Write the material out again exactly as it stands.

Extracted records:
** begin **
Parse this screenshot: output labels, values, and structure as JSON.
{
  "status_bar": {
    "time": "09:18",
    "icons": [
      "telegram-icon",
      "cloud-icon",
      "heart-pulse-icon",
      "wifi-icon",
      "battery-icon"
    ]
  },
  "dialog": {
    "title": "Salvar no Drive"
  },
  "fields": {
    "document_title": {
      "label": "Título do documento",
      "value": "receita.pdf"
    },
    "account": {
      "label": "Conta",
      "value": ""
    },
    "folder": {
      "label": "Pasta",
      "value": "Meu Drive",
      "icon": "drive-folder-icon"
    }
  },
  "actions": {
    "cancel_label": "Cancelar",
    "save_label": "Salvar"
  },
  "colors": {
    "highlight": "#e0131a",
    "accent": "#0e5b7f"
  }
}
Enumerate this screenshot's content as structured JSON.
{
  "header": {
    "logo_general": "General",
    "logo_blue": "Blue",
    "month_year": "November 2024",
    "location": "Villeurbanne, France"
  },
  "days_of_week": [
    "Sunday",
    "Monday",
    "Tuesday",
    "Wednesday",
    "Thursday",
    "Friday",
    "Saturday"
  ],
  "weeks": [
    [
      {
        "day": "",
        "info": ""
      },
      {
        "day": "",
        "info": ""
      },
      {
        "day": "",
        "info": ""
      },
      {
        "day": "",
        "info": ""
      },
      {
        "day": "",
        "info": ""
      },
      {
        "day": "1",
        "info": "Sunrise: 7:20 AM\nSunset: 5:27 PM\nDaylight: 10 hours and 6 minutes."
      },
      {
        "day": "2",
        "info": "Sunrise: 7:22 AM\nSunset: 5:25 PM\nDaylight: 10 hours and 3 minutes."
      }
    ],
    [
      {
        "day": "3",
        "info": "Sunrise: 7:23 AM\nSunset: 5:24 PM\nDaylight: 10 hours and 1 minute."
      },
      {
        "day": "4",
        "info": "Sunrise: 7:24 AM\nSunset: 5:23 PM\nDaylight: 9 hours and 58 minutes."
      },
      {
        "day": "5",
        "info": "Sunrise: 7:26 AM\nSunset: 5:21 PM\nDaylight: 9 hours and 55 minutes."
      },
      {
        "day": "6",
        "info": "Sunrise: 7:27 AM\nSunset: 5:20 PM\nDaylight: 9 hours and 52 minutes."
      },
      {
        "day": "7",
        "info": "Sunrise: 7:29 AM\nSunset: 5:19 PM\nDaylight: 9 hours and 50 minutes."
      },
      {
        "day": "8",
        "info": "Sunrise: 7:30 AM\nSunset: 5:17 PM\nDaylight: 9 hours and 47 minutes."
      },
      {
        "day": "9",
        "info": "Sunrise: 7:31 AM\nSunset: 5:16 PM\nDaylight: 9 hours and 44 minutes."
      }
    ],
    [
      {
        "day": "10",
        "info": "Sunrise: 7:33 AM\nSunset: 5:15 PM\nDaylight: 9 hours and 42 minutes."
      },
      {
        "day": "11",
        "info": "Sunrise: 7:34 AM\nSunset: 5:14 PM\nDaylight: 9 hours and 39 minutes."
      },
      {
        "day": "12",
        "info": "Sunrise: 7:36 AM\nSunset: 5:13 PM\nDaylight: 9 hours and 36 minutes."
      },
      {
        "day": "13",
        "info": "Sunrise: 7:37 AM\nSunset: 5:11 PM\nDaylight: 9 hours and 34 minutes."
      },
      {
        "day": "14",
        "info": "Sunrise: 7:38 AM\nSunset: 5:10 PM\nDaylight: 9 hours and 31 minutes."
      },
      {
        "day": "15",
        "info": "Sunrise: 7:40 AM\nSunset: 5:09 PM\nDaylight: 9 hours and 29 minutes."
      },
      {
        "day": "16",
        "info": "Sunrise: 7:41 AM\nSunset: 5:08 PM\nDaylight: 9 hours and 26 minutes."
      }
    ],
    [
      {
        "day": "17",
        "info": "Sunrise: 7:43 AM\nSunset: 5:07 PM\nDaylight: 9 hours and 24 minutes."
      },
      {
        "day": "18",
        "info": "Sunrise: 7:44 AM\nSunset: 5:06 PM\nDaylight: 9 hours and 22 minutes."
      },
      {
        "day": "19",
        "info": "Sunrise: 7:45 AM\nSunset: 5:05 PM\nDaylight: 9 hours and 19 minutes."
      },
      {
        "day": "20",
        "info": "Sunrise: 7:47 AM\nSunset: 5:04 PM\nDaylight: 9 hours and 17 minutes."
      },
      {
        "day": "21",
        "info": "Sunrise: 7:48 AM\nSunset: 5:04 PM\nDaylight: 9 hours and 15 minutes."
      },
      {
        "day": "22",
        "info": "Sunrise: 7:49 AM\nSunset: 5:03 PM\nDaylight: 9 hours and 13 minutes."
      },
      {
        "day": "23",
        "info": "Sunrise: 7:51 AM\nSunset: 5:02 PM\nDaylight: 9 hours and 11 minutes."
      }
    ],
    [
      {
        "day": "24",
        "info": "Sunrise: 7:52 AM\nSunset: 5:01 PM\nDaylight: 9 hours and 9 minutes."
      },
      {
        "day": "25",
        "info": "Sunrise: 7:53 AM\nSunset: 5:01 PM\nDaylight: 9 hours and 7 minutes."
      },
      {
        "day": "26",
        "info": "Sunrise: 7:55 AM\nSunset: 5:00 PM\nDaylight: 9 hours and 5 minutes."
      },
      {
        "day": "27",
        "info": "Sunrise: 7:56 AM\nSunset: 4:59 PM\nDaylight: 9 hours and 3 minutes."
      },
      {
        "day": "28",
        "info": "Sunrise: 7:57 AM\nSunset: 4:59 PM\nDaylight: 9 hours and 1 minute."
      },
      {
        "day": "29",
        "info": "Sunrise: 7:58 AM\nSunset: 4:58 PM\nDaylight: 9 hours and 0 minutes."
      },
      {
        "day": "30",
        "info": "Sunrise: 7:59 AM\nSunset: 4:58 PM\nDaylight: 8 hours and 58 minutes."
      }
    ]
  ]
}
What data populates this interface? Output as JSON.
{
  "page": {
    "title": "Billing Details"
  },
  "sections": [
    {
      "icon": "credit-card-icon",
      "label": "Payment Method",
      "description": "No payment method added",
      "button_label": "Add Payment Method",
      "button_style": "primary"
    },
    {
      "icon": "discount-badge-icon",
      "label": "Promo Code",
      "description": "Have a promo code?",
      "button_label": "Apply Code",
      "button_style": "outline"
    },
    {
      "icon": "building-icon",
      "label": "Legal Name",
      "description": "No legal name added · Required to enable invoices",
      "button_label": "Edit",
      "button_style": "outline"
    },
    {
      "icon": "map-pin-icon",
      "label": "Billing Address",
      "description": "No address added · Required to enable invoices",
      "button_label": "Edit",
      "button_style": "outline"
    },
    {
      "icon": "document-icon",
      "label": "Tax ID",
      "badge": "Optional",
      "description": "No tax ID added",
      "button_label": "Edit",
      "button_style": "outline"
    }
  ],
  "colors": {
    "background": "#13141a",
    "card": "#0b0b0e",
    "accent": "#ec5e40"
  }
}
** end **
Exercise output:
Parse this screenshot: output labels, values, and structure as JSON.
{
  "status_bar": {
    "time": "09:18",
    "icons": [
      "telegram-icon",
      "cloud-icon",
      "heart-pulse-icon",
      "wifi-icon",
      "battery-icon"
    ]
  },
  "dialog": {
    "title": "Salvar no Drive"
  },
  "fields": {
    "document_title": {
      "label": "Título do documento",
      "value": "receita.pdf"
    },
    "account": {
      "label": "Conta",
      "value": ""
    },
    "folder": {
      "label": "Pasta",
      "value": "Meu Drive",
      "icon": "drive-folder-icon"
    }
  },
  "actions": {
    "cancel_label": "Cancelar",
    "save_label": "Salvar"
  },
  "colors": {
    "highlight": "#e0131a",
    "accent": "#0e5b7f"
  }
}
Enumerate this screenshot's content as structured JSON.
{
  "header": {
    "logo_general": "General",
    "logo_blue": "Blue",
    "month_year": "November 2024",
    "location": "Villeurbanne, France"
  },
  "days_of_week": [
    "Sunday",
    "Monday",
    "Tuesday",
    "Wednesday",
    "Thursday",
    "Friday",
    "Saturday"
  ],
  "weeks": [
    [
      {
        "day": "",
        "info": ""
      },
      {
        "day": "",
        "info": ""
      },
      {
        "day": "",
        "info": ""
      },
      {
        "day": "",
        "info": ""
      },
      {
        "day": "",
        "info": ""
      },
      {
        "day": "1",
        "info": "Sunrise: 7:20 AM\nSunset: 5:27 PM\nDaylight: 10 hours and 6 minutes."
      },
      {
        "day": "2",
        "info": "Sunrise: 7:22 AM\nSunset: 5:25 PM\nDaylight: 10 hours and 3 minutes."
      }
    ],
    [
      {
        "day": "3",
        "info": "Sunrise: 7:23 AM\nSunset: 5:24 PM\nDaylight: 10 hours and 1 minute."
      },
      {
        "day": "4",
        "info": "Sunrise: 7:24 AM\nSunset: 5:23 PM\nDaylight: 9 hours and 58 minutes."
      },
      {
        "day": "5",
        "info": "Sunrise: 7:26 AM\nSunset: 5:21 PM\nDaylight: 9 hours and 55 minutes."
      },
      {
        "day": "6",
        "info": "Sunrise: 7:27 AM\nSunset: 5:20 PM\nDaylight: 9 hours and 52 minutes."
      },
      {
        "day": "7",
        "info": "Sunrise: 7:29 AM\nSunset: 5:19 PM\nDaylight: 9 hours and 50 minutes."
      },
      {
        "day": "8",
        "info": "Sunrise: 7:30 AM\nSunset: 5:17 PM\nDaylight: 9 hours and 47 minutes."
      },
      {
        "day": "9",
        "info": "Sunrise: 7:31 AM\nSunset: 5:16 PM\nDaylight: 9 hours and 44 minutes."
      }
    ],
    [
      {
        "day": "10",
        "info": "Sunrise: 7:33 AM\nSunset: 5:15 PM\nDaylight: 9 hours and 42 minutes."
      },
      {
        "day": "11",
        "info": "Sunrise: 7:34 AM\nSunset: 5:14 PM\nDaylight: 9 hours and 39 minutes."
      },
      {
        "day": "12",
        "info": "Sunrise: 7:36 AM\nSunset: 5:13 PM\nDaylight: 9 hours and 36 minutes."
      },
      {
        "day": "13",
        "info": "Sunrise: 7:37 AM\nSunset: 5:11 PM\nDaylight: 9 hours and 34 minutes."
      },
      {
        "day": "14",
        "info": "Sunrise: 7:38 AM\nSunset: 5:10 PM\nDaylight: 9 hours and 31 minutes."
      },
      {
        "day": "15",
        "info": "Sunrise: 7:40 AM\nSunset: 5:09 PM\nDaylight: 9 hours and 29 minutes."
      },
      {
        "day": "16",
        "info": "Sunrise: 7:41 AM\nSunset: 5:08 PM\nDaylight: 9 hours and 26 minutes."
      }
    ],
    [
      {
        "day": "17",
        "info": "Sunrise: 7:43 AM\nSunset: 5:07 PM\nDaylight: 9 hours and 24 minutes."
      },
      {
        "day": "18",
        "info": "Sunrise: 7:44 AM\nSunset: 5:06 PM\nDaylight: 9 hours and 22 minutes."
      },
      {
        "day": "19",
        "info": "Sunrise: 7:45 AM\nSunset: 5:05 PM\nDaylight: 9 hours and 19 minutes."
      },
      {
        "day": "20",
        "info": "Sunrise: 7:47 AM\nSunset: 5:04 PM\nDaylight: 9 hours and 17 minutes."
      },
      {
        "day": "21",
        "info": "Sunrise: 7:48 AM\nSunset: 5:04 PM\nDaylight: 9 hours and 15 minutes."
      },
      {
        "day": "22",
        "info": "Sunrise: 7:49 AM\nSunset: 5:03 PM\nDaylight: 9 hours and 13 minutes."
      },
      {
        "day": "23",
        "info": "Sunrise: 7:51 AM\nSunset: 5:02 PM\nDaylight: 9 hours and 11 minutes."
      }
    ],
    [
      {
        "day": "24",
        "info": "Sunrise: 7:52 AM\nSunset: 5:01 PM\nDaylight: 9 hours and 9 minutes."
      },
      {
        "day": "25",
        "info": "Sunrise: 7:53 AM\nSunset: 5:01 PM\nDaylight: 9 hours and 7 minutes."
      },
      {
        "day": "26",
        "info": "Sunrise: 7:55 AM\nSunset: 5:00 PM\nDaylight: 9 hours and 5 minutes."
      },
      {
        "day": "27",
        "info": "Sunrise: 7:56 AM\nSunset: 4:59 PM\nDaylight: 9 hours and 3 minutes."
      },
      {
        "day": "28",
        "info": "Sunrise: 7:57 AM\nSunset: 4:59 PM\nDaylight: 9 hours and 1 minute."
      },
      {
        "day": "29",
        "info": "Sunrise: 7:58 AM\nSunset: 4:58 PM\nDaylight: 9 hours and 0 minutes."
      },
      {
        "day": "30",
        "info": "Sunrise: 7:59 AM\nSunset: 4:58 PM\nDaylight: 8 hours and 58 minutes."
      }
    ]
  ]
}
What data populates this interface? Output as JSON.
{
  "page": {
    "title": "Billing Details"
  },
  "sections": [
    {
      "icon": "credit-card-icon",
      "label": "Payment Method",
      "description": "No payment method added",
      "button_label": "Add Payment Method",
      "button_style": "primary"
    },
    {
      "icon": "discount-badge-icon",
      "label": "Promo Code",
      "description": "Have a promo code?",
      "button_label": "Apply Code",
      "button_style": "outline"
    },
    {
      "icon": "building-icon",
      "label": "Legal Name",
      "description": "No legal name added · Required to enable invoices",
      "button_label": "Edit",
      "button_style": "outline"
    },
    {
      "icon": "map-pin-icon",
      "label": "Billing Address",
      "description": "No address added · Required to enable invoices",
      "button_label": "Edit",
      "button_style": "outline"
    },
    {
      "icon": "document-icon",
      "label": "Tax ID",
      "badge": "Optional",
      "description": "No tax ID added",
      "button_label": "Edit",
      "button_style": "outline"
    }
  ],
  "colors": {
    "background": "#13141a",
    "card": "#0b0b0e",
    "accent": "#ec5e40"
  }
}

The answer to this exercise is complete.